Sunday, December 25, 2011

Seller Financing - Impact of the Safe Act and the Dodd-Frank Act

by National Association of Realtors

EXECUTIVE SUMMARY
Seller financing plays an important role in financing the sale of real estate, especially when credit is tight. This paper summarizes the impact of two federal laws that affect seller financing. On July 30, 2008, President George W. Bush signed into law the Secure and Fair Enforcement for Mortgage Licensing Act (the SAFE Act). The SAFE Act requires licensing or registration of loan originators. On July 21, 2010, President Barack Obama signed into law the Dodd-Frank Wall Street Reform and Consumer Protection Act (the Dodd-Frank Act or DFA). The Dodd-Frank Act restructures the oversight of financial regulation and includes amendments to the Truth in Lending Act (TILA). Both of these laws will affect seller financing, except to the extent exempted.
=-=-=-=-=
▶ [REQUIRED WORK]
- a) Retype the stretch of the seller financing summary from "by National Association" through "the extent exempted.".
- b) Give the full name of every law that the seller financing summary mentions.

▶ [SUPPLIED INFORMATION]
=-=-=-=-=
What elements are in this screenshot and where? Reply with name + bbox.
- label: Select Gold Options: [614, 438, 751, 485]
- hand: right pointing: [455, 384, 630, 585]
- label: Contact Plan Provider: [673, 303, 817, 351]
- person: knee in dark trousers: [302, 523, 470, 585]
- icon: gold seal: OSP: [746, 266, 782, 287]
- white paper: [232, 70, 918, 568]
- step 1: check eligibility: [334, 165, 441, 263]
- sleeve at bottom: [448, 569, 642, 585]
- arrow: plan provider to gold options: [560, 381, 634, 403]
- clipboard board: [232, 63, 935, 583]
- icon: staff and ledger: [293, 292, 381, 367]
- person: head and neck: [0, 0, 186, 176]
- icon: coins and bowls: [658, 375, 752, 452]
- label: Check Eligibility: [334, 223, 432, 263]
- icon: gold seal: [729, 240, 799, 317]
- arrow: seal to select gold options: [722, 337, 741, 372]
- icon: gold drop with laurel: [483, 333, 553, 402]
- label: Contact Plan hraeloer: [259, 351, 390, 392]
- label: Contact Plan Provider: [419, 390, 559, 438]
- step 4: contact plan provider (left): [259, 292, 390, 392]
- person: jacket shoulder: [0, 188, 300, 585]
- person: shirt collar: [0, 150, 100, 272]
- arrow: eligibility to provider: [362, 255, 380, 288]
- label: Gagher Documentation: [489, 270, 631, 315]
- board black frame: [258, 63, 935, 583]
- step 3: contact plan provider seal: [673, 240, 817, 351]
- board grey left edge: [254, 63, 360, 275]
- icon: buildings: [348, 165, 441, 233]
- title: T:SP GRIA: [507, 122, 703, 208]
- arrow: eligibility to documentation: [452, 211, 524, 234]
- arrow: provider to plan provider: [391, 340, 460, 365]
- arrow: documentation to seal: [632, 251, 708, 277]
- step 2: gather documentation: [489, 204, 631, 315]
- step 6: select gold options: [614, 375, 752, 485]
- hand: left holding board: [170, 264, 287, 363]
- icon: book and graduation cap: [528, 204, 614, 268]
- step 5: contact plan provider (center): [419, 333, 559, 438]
=-=-=-=-=
▶ [ANSWERS FOR THIS EXERCISE]
- a)
by National Association of Realtors

EXECUTIVE SUMMARY
Seller financing plays an important role in financing the sale of real estate, especially when credit is tight. This paper summarizes the impact of two federal laws that affect seller financing. On July 30, 2008, President George W. Bush signed into law the Secure and Fair Enforcement for Mortgage Licensing Act (the SAFE Act). The SAFE Act requires licensing or registration of loan originators. On July 21, 2010, President Barack Obama signed into law the Dodd-Frank Wall Street Reform and Consumer Protection Act (the Dodd-Frank Act or DFA). The Dodd-Frank Act restructures the oversight of financial regulation and includes amendments to the Truth in Lending Act (TILA). Both of these laws will affect seller financing, except to the extent exempted.

- b)
- Secure and Fair Enforcement for Mortgage Licensing Act (the SAFE Act)
- Dodd-Frank Wall Street Reform and Consumer Protection Act (the Dodd-Frank Act or DFA)
- Truth in Lending Act (TILA)